Given exercise: Reproduce the listing below word for word, omitting the picture.

* START Records to process *

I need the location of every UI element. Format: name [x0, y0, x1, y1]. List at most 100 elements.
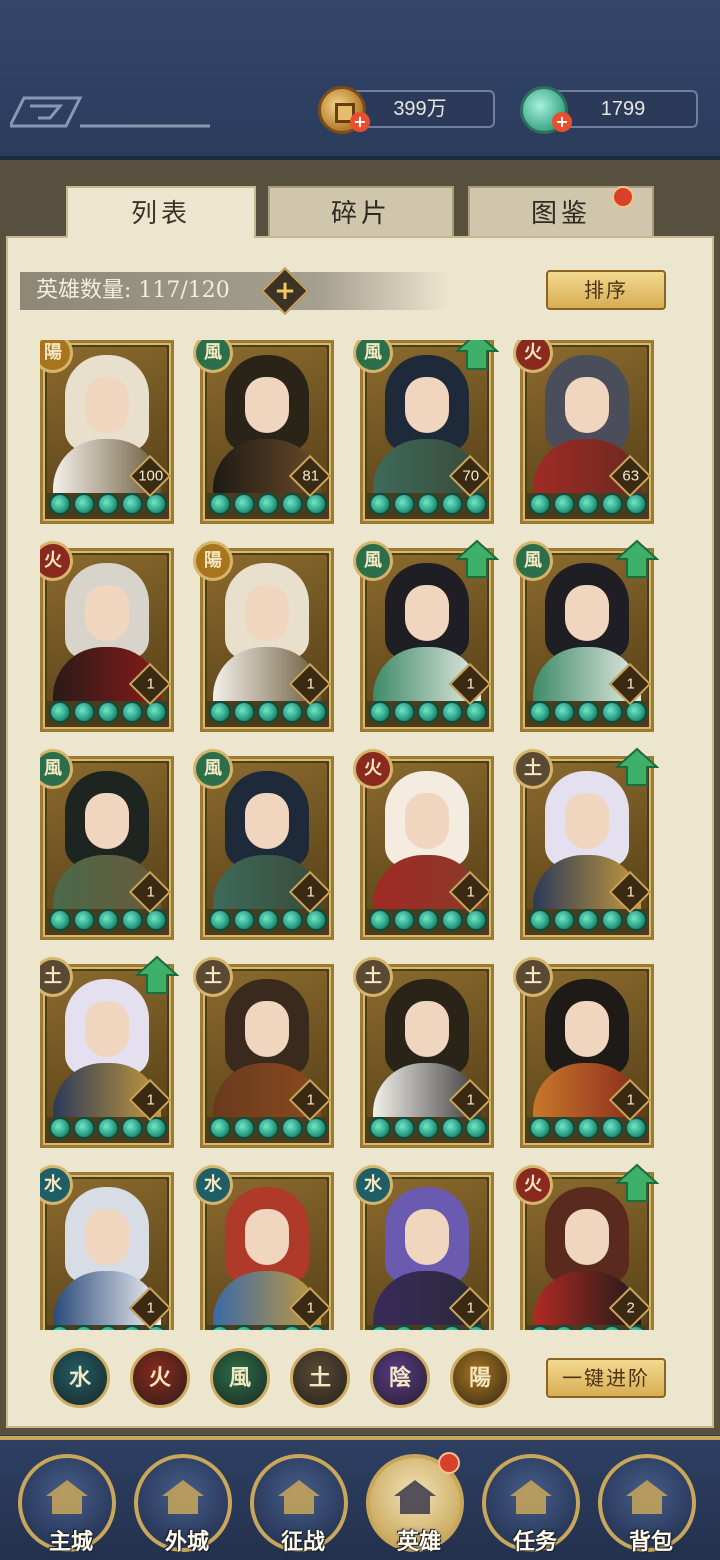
add-jade-icon[interactable]: +	[552, 112, 572, 132]
hero-face	[245, 1001, 289, 1057]
hero-card[interactable]: 63 火	[513, 340, 654, 524]
element-filter-button[interactable]: 土	[290, 1348, 350, 1408]
star-icon	[417, 1325, 439, 1330]
upgrade-arrow-icon	[455, 340, 499, 370]
star-icon	[73, 701, 95, 723]
star-icon	[49, 909, 71, 931]
star-icon	[529, 1117, 551, 1139]
hero-card[interactable]: 81 風	[193, 340, 334, 524]
star-rating	[529, 909, 649, 933]
hero-card[interactable]: 70 風	[353, 340, 499, 524]
hero-card[interactable]: 2 火	[513, 1163, 659, 1330]
star-icon	[233, 1117, 255, 1139]
star-icon	[393, 909, 415, 931]
hero-card[interactable]: 1 火	[40, 541, 174, 732]
element-filter-button[interactable]: 陽	[450, 1348, 510, 1408]
hero-card[interactable]: 1 風	[193, 749, 334, 940]
hero-level: 1	[626, 1091, 635, 1109]
nav-icon	[394, 1480, 436, 1514]
element-filter-bar: 水火風土陰陽	[50, 1348, 520, 1408]
element-badge: 風	[193, 749, 233, 789]
hero-face	[85, 1001, 129, 1057]
hero-card[interactable]: 100 陽	[40, 340, 174, 524]
star-rating	[49, 493, 169, 517]
star-icon	[601, 909, 623, 931]
star-rating	[369, 909, 489, 933]
star-icon	[369, 1325, 391, 1330]
nav-outer-city[interactable]: 外城	[134, 1454, 232, 1555]
element-badge: 風	[513, 541, 553, 581]
hero-face	[405, 793, 449, 849]
star-icon	[257, 493, 279, 515]
star-icon	[281, 701, 303, 723]
star-icon	[417, 909, 439, 931]
star-icon	[417, 701, 439, 723]
nav-icon	[162, 1480, 204, 1514]
add-coins-icon[interactable]: +	[350, 112, 370, 132]
top-bar	[0, 0, 720, 160]
nav-icon	[510, 1480, 552, 1514]
star-icon	[209, 701, 231, 723]
hero-card[interactable]: 1 土	[513, 747, 659, 940]
star-rating	[369, 493, 489, 517]
star-rating	[369, 1117, 489, 1141]
nav-quests[interactable]: 任务	[482, 1454, 580, 1555]
hero-card[interactable]: 1 土	[40, 955, 179, 1148]
nav-backpack[interactable]: 背包	[598, 1454, 696, 1555]
plus-icon: +	[274, 276, 296, 306]
element-filter-button[interactable]: 火	[130, 1348, 190, 1408]
star-icon	[281, 1117, 303, 1139]
star-icon	[209, 1325, 231, 1330]
star-icon	[97, 701, 119, 723]
star-icon	[393, 493, 415, 515]
hero-card[interactable]: 1 風	[513, 539, 659, 732]
sort-button[interactable]: 排序	[546, 270, 666, 310]
one-click-advance-button[interactable]: 一键进阶	[546, 1358, 666, 1398]
hero-card[interactable]: 1 水	[40, 1165, 174, 1330]
hero-card[interactable]: 1 火	[353, 749, 494, 940]
element-filter-button[interactable]: 陰	[370, 1348, 430, 1408]
star-icon	[393, 701, 415, 723]
hero-card[interactable]: 1 風	[353, 539, 499, 732]
hero-card[interactable]: 1 陽	[193, 541, 334, 732]
hero-card[interactable]: 1 土	[513, 957, 654, 1148]
hero-level: 100	[138, 467, 164, 485]
hero-face	[405, 377, 449, 433]
star-icon	[601, 493, 623, 515]
element-badge: 火	[513, 1165, 553, 1205]
hero-card[interactable]: 1 水	[353, 1165, 494, 1330]
tab-fragments[interactable]: 碎片	[268, 186, 454, 238]
star-icon	[121, 909, 143, 931]
star-icon	[257, 1117, 279, 1139]
nav-label: 外城	[164, 1529, 209, 1555]
star-icon	[417, 493, 439, 515]
hero-face	[565, 1209, 609, 1265]
star-icon	[577, 1325, 599, 1330]
element-filter-button[interactable]: 風	[210, 1348, 270, 1408]
nav-campaign[interactable]: 征战	[250, 1454, 348, 1555]
element-filter-button[interactable]: 水	[50, 1348, 110, 1408]
nav-main-city[interactable]: 主城	[18, 1454, 116, 1555]
star-icon	[441, 493, 463, 515]
tab-list[interactable]: 列表	[66, 186, 256, 238]
hero-card[interactable]: 1 水	[193, 1165, 334, 1330]
star-icon	[529, 493, 551, 515]
hero-card[interactable]: 1 風	[40, 749, 174, 940]
star-icon	[49, 1117, 71, 1139]
hero-face	[405, 1209, 449, 1265]
star-icon	[49, 1325, 71, 1330]
element-badge: 土	[513, 749, 553, 789]
star-icon	[257, 1325, 279, 1330]
hero-level: 1	[466, 675, 475, 693]
star-icon	[577, 1117, 599, 1139]
hero-card[interactable]: 1 土	[193, 957, 334, 1148]
hero-card[interactable]: 1 土	[353, 957, 494, 1148]
hero-face	[405, 585, 449, 641]
nav-label: 英雄	[396, 1529, 441, 1555]
hero-notification-dot	[438, 1452, 460, 1474]
star-icon	[209, 909, 231, 931]
element-badge: 陽	[193, 541, 233, 581]
star-icon	[281, 909, 303, 931]
star-rating	[529, 701, 649, 725]
star-icon	[281, 493, 303, 515]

* END Records to process *

Answer to the problem:
I need the location of every UI element. Format: name [x0, y0, x1, y1]. List at most 100 elements.
add-jade-icon[interactable]: +	[552, 112, 572, 132]
hero-face	[245, 1001, 289, 1057]
hero-card[interactable]: 63 火	[513, 340, 654, 524]
element-filter-button[interactable]: 土	[290, 1348, 350, 1408]
star-icon	[417, 1325, 439, 1330]
upgrade-arrow-icon	[455, 340, 499, 370]
star-icon	[73, 701, 95, 723]
star-icon	[49, 909, 71, 931]
star-icon	[529, 1117, 551, 1139]
hero-card[interactable]: 81 風	[193, 340, 334, 524]
star-rating	[529, 909, 649, 933]
hero-card[interactable]: 70 風	[353, 340, 499, 524]
hero-card[interactable]: 2 火	[513, 1163, 659, 1330]
star-icon	[233, 1117, 255, 1139]
star-icon	[393, 909, 415, 931]
hero-card[interactable]: 1 火	[40, 541, 174, 732]
element-filter-button[interactable]: 陽	[450, 1348, 510, 1408]
hero-card[interactable]: 1 風	[193, 749, 334, 940]
hero-level: 1	[626, 1091, 635, 1109]
nav-icon	[394, 1480, 436, 1514]
element-filter-bar: 水火風土陰陽	[50, 1348, 520, 1408]
element-badge: 風	[193, 749, 233, 789]
hero-face	[85, 1001, 129, 1057]
hero-card[interactable]: 100 陽	[40, 340, 174, 524]
star-rating	[49, 493, 169, 517]
star-icon	[601, 909, 623, 931]
star-rating	[369, 909, 489, 933]
star-icon	[369, 1325, 391, 1330]
nav-outer-city[interactable]: 外城	[134, 1454, 232, 1555]
element-badge: 風	[513, 541, 553, 581]
hero-face	[405, 793, 449, 849]
star-icon	[257, 493, 279, 515]
star-icon	[281, 701, 303, 723]
star-icon	[417, 909, 439, 931]
star-icon	[417, 701, 439, 723]
nav-icon	[162, 1480, 204, 1514]
add-coins-icon[interactable]: +	[350, 112, 370, 132]
top-bar	[0, 0, 720, 160]
nav-icon	[510, 1480, 552, 1514]
star-icon	[209, 701, 231, 723]
hero-card[interactable]: 1 土	[513, 747, 659, 940]
star-rating	[369, 493, 489, 517]
star-rating	[369, 1117, 489, 1141]
nav-quests[interactable]: 任务	[482, 1454, 580, 1555]
hero-card[interactable]: 1 土	[40, 955, 179, 1148]
nav-backpack[interactable]: 背包	[598, 1454, 696, 1555]
plus-icon: +	[274, 276, 296, 306]
element-filter-button[interactable]: 火	[130, 1348, 190, 1408]
star-icon	[281, 1117, 303, 1139]
star-icon	[209, 1325, 231, 1330]
star-icon	[97, 701, 119, 723]
star-icon	[393, 493, 415, 515]
hero-card[interactable]: 1 風	[513, 539, 659, 732]
sort-button[interactable]: 排序	[546, 270, 666, 310]
one-click-advance-button[interactable]: 一键进阶	[546, 1358, 666, 1398]
hero-card[interactable]: 1 水	[40, 1165, 174, 1330]
hero-card[interactable]: 1 火	[353, 749, 494, 940]
element-filter-button[interactable]: 陰	[370, 1348, 430, 1408]
star-icon	[393, 701, 415, 723]
hero-card[interactable]: 1 風	[353, 539, 499, 732]
hero-card[interactable]: 1 陽	[193, 541, 334, 732]
hero-card[interactable]: 1 土	[513, 957, 654, 1148]
hero-level: 100	[138, 467, 164, 485]
hero-face	[405, 377, 449, 433]
star-icon	[601, 493, 623, 515]
element-badge: 火	[513, 1165, 553, 1205]
hero-card[interactable]: 1 水	[353, 1165, 494, 1330]
tab-fragments[interactable]: 碎片	[268, 186, 454, 238]
star-icon	[121, 909, 143, 931]
star-icon	[257, 1117, 279, 1139]
nav-label: 外城	[164, 1529, 209, 1555]
star-icon	[417, 493, 439, 515]
hero-face	[565, 1209, 609, 1265]
star-icon	[577, 1325, 599, 1330]
element-filter-button[interactable]: 風	[210, 1348, 270, 1408]
nav-campaign[interactable]: 征战	[250, 1454, 348, 1555]
element-filter-button[interactable]: 水	[50, 1348, 110, 1408]
nav-main-city[interactable]: 主城	[18, 1454, 116, 1555]
star-icon	[441, 493, 463, 515]
tab-list[interactable]: 列表	[66, 186, 256, 238]
hero-card[interactable]: 1 水	[193, 1165, 334, 1330]
star-icon	[529, 493, 551, 515]
hero-card[interactable]: 1 風	[40, 749, 174, 940]
star-icon	[49, 1117, 71, 1139]
hero-face	[405, 1209, 449, 1265]
star-icon	[49, 1325, 71, 1330]
element-badge: 土	[513, 749, 553, 789]
star-icon	[257, 1325, 279, 1330]
hero-level: 1	[466, 675, 475, 693]
star-icon	[577, 1117, 599, 1139]
hero-card[interactable]: 1 土	[193, 957, 334, 1148]
hero-card[interactable]: 1 土	[353, 957, 494, 1148]
hero-face	[405, 585, 449, 641]
nav-label: 英雄	[396, 1529, 441, 1555]
hero-notification-dot	[438, 1452, 460, 1474]
star-icon	[209, 909, 231, 931]
element-badge: 陽	[193, 541, 233, 581]
star-icon	[281, 909, 303, 931]
star-rating	[529, 701, 649, 725]
star-icon	[281, 493, 303, 515]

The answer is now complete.